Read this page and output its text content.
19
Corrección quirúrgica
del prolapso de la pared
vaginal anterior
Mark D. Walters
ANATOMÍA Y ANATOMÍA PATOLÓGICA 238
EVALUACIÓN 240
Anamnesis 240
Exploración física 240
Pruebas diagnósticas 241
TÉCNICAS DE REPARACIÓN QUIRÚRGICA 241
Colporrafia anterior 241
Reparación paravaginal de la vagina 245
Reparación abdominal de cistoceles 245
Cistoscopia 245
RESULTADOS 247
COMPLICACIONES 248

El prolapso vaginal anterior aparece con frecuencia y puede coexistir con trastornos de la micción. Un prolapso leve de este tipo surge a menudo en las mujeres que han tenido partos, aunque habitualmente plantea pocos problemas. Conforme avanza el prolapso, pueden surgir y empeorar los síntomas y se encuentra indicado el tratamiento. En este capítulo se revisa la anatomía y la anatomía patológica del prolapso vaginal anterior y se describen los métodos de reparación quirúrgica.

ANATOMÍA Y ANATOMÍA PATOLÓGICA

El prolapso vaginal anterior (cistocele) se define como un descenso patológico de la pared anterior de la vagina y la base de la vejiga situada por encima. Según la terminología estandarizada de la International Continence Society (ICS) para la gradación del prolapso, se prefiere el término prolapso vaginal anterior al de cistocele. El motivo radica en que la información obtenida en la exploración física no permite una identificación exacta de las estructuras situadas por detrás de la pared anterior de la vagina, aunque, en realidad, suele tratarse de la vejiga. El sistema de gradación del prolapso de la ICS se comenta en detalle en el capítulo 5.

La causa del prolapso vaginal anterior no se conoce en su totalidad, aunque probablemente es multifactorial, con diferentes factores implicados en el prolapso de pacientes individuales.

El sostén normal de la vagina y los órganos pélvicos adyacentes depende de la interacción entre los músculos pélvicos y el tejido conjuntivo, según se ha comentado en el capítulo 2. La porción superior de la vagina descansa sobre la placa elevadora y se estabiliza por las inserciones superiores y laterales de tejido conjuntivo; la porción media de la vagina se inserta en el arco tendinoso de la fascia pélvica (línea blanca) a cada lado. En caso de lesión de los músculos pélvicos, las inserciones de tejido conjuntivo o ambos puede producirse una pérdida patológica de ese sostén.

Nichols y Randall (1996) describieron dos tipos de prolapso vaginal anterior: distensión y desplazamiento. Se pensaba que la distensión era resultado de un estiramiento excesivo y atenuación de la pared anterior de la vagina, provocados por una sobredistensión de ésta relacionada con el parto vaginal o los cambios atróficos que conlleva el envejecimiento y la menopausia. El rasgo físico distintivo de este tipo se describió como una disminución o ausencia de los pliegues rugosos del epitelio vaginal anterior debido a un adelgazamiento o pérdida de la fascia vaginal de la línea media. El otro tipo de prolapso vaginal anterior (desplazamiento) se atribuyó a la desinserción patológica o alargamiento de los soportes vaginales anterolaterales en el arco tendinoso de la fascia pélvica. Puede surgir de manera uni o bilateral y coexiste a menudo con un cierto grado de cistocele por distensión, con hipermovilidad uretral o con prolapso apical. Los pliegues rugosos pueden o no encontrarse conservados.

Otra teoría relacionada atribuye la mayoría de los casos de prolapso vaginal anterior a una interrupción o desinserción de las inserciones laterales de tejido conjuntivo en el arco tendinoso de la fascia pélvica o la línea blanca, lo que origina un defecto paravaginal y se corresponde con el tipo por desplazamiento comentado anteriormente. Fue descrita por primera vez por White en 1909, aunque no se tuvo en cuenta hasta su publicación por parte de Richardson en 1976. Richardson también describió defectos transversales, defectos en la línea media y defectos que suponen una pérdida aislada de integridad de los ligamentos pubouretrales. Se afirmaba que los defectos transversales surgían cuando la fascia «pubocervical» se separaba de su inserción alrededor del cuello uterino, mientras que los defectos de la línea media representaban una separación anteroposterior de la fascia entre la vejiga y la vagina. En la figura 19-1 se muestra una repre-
------------------------------------------------------------------------
YOUR INSTRUCTIONS:
Find the lines above that contain the word "vejiga" and collect them.

EXERCISE ANSWER:
El prolapso vaginal anterior (cistocele) se define como un descenso patológico de la pared anterior de la vagina y la base de la vejiga situada por encima. Según la terminología estandarizada de la International Continence Society (ICS) para la gradación del prolapso, se prefiere el término prolapso vaginal anterior al de cistocele. El motivo radica en que la información obtenida en la exploración física no permite una identificación exacta de las estructuras situadas por detrás de la pared anterior de la vagina, aunque, en realidad, suele tratarse de la vejiga. El sistema de gradación del prolapso de la ICS se comenta en detalle en el capítulo 5.
Otra teoría relacionada atribuye la mayoría de los casos de prolapso vaginal anterior a una interrupción o desinserción de las inserciones laterales de tejido conjuntivo en el arco tendinoso de la fascia pélvica o la línea blanca, lo que origina un defecto paravaginal y se corresponde con el tipo por desplazamiento comentado anteriormente. Fue descrita por primera vez por White en 1909, aunque no se tuvo en cuenta hasta su publicación por parte de Richardson en 1976. Richardson también describió defectos transversales, defectos en la línea media y defectos que suponen una pérdida aislada de integridad de los ligamentos pubouretrales. Se afirmaba que los defectos transversales surgían cuando la fascia «pubocervical» se separaba de su inserción alrededor del cuello uterino, mientras que los defectos de la línea media representaban una separación anteroposterior de la fascia entre la vejiga y la vagina. En la figura 19-1 se muestra una repre-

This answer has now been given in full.